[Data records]
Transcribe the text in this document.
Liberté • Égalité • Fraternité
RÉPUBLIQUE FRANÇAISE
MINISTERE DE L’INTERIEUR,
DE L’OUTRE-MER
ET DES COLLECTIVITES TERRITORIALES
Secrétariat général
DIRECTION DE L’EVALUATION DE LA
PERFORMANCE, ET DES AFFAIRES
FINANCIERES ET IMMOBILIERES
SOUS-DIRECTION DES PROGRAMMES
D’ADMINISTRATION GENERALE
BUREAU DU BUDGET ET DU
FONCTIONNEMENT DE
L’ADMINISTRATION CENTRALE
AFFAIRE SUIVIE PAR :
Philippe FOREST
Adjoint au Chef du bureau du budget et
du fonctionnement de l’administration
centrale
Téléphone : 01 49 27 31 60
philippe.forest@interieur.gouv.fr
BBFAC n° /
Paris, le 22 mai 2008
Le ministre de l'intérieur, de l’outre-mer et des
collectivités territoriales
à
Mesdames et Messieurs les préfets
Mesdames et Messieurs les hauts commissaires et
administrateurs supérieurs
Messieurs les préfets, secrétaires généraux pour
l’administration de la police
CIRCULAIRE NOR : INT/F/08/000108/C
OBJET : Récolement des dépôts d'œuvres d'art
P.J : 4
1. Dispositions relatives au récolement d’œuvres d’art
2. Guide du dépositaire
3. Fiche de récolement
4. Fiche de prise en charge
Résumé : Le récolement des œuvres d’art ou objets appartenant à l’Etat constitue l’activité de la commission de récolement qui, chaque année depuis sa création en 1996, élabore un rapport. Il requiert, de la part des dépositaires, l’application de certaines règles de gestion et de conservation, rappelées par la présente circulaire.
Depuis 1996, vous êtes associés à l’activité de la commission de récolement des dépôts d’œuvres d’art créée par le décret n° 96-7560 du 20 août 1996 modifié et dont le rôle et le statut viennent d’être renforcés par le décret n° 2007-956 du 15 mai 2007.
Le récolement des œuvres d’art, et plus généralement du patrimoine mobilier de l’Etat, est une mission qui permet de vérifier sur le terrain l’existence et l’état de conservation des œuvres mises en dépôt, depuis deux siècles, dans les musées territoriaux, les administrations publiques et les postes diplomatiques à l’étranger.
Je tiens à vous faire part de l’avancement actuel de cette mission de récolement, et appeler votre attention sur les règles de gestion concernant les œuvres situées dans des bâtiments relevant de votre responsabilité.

* [What is required]
Go through the records and gather the lines that hold "part".

* [Answer in full]
Résumé : Le récolement des œuvres d’art ou objets appartenant à l’Etat constitue l’activité de la commission de récolement qui, chaque année depuis sa création en 1996, élabore un rapport. Il requiert, de la part des dépositaires, l’application de certaines règles de gestion et de conservation, rappelées par la présente circulaire.
Je tiens à vous faire part de l’avancement actuel de cette mission de récolement, et appeler votre attention sur les règles de gestion concernant les œuvres situées dans des bâtiments relevant de votre responsabilité.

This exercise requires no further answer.